WORK TO DO
Count each line in which the word "place" appears. Reply with the total and nothing more.

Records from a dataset
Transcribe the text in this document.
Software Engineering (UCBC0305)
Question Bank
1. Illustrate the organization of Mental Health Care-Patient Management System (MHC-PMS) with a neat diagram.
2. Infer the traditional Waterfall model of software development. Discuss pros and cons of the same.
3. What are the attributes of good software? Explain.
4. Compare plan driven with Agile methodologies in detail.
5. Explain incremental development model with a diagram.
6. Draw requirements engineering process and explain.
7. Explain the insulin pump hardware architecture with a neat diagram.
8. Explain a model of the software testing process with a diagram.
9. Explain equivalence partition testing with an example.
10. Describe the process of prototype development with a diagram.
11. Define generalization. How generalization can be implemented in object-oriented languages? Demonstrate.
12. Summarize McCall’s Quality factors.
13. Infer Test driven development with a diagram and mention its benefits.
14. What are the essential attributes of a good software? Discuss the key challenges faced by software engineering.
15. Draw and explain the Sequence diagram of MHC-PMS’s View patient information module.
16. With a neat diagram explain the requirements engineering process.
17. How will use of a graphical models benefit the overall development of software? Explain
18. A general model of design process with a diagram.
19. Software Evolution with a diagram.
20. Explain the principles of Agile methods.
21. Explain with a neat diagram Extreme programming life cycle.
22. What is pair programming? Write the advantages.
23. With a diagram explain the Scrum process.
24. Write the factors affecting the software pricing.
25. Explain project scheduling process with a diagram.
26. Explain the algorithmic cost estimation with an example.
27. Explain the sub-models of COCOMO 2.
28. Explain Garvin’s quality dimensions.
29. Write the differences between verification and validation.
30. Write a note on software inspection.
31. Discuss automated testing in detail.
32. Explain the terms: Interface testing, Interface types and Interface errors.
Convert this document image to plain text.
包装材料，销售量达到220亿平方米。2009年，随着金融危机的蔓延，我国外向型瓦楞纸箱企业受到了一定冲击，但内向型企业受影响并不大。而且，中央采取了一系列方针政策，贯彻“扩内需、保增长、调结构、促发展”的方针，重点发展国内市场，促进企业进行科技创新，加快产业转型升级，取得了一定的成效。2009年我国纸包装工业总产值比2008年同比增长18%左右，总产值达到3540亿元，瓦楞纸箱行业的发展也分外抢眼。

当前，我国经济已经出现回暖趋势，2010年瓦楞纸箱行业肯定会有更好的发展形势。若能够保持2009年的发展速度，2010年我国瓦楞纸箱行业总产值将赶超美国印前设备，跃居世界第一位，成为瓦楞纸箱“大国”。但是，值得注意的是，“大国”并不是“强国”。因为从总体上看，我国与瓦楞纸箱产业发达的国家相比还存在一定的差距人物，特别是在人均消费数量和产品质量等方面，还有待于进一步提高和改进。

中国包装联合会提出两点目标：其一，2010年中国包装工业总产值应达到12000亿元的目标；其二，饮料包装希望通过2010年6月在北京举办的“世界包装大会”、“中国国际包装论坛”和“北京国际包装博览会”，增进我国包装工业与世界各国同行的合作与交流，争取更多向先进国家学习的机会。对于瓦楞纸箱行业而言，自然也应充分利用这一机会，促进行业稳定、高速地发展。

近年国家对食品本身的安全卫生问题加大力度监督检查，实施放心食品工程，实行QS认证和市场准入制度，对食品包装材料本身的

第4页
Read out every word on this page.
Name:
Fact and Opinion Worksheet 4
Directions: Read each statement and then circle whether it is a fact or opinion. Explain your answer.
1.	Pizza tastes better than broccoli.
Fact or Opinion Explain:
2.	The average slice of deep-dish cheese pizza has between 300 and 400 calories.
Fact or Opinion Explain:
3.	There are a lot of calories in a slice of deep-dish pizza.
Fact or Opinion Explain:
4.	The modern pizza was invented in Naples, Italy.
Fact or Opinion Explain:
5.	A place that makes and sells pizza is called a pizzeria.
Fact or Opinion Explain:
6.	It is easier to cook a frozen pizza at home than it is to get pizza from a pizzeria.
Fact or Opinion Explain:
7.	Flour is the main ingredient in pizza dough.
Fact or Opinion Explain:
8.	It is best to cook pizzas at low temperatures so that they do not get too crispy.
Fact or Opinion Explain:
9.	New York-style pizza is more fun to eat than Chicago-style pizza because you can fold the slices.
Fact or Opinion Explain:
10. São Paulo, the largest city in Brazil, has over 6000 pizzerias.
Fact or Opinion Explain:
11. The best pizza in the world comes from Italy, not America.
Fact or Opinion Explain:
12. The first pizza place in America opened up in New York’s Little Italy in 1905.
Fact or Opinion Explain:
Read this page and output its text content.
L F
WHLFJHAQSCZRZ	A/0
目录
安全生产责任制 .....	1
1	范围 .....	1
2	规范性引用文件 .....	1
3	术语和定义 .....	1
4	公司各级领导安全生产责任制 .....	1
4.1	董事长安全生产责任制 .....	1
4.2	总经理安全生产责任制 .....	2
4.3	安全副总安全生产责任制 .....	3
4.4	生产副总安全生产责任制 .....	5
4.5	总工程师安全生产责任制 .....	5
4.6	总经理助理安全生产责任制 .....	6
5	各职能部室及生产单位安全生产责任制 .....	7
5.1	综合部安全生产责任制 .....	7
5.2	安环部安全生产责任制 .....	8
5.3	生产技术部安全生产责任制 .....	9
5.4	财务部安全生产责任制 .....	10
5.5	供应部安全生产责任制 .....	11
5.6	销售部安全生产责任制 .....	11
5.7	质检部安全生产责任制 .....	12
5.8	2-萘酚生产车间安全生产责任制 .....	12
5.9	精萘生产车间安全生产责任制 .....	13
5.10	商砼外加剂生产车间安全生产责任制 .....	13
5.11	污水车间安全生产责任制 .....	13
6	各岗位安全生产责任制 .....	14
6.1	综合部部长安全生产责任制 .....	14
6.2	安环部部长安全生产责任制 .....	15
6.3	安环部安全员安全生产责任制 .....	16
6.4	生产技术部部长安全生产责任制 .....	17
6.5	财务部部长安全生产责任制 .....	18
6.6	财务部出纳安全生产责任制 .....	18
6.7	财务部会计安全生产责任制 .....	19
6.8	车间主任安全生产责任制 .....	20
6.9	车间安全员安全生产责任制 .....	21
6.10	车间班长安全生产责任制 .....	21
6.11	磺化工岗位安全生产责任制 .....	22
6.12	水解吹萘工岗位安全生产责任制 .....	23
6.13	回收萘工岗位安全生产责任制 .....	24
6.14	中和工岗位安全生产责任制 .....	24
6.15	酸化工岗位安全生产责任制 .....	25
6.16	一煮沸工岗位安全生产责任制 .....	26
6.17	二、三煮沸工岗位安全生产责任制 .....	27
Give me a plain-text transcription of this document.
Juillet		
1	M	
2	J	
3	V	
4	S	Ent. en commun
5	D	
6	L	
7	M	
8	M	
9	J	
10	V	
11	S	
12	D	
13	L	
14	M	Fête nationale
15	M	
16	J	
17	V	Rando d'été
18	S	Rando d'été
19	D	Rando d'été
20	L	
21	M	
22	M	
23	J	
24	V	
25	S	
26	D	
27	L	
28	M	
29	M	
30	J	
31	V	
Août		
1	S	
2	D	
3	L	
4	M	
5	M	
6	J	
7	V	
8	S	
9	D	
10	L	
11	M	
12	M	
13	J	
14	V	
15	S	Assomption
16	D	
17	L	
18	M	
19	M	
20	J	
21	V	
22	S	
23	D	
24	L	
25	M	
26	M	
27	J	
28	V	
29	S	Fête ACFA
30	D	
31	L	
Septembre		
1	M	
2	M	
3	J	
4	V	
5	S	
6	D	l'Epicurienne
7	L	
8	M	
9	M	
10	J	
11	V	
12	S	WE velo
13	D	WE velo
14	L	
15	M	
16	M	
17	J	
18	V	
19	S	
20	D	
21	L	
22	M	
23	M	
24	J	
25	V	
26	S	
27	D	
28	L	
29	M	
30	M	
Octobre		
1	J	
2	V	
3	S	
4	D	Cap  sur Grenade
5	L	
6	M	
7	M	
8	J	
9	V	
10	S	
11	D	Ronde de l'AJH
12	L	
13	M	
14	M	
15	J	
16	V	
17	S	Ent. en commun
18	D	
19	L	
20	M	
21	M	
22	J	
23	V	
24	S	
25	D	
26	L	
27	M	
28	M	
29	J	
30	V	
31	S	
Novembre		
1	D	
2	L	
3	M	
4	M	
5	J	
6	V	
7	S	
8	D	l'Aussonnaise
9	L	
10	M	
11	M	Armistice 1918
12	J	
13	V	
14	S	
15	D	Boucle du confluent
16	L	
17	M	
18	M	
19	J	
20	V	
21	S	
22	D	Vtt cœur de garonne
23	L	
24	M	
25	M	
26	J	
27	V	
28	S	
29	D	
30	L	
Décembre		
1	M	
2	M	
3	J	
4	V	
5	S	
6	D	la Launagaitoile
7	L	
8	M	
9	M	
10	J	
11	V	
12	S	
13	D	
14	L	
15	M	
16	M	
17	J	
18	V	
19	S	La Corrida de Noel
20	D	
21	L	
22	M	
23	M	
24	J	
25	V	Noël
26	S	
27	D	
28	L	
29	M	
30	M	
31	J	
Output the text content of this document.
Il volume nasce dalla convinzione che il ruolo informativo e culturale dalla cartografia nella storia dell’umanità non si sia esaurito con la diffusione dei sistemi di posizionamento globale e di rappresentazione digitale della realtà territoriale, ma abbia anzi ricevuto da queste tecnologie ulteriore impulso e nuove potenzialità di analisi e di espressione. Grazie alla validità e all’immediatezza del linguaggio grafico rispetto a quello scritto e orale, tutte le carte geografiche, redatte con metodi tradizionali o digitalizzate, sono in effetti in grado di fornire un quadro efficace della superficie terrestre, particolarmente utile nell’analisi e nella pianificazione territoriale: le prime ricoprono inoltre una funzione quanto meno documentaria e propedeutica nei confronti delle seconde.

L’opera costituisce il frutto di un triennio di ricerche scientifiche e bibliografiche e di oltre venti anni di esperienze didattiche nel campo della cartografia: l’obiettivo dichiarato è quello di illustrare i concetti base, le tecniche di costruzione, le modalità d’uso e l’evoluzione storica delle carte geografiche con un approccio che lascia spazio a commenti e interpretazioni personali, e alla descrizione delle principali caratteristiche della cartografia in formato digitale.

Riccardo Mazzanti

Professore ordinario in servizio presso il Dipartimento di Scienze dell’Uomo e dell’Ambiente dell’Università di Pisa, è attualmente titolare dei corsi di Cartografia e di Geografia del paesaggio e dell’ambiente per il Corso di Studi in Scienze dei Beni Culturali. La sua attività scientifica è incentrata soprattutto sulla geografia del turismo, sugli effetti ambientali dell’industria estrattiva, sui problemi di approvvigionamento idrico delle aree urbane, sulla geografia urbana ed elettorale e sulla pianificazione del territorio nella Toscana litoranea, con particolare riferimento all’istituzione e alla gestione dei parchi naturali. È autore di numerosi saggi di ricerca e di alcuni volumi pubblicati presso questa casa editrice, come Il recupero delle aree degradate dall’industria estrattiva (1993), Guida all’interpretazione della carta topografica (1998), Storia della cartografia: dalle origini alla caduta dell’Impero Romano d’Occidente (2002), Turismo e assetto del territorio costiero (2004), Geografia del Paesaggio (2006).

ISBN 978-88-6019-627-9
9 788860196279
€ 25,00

RESPONSE TO THE EXERCISE
2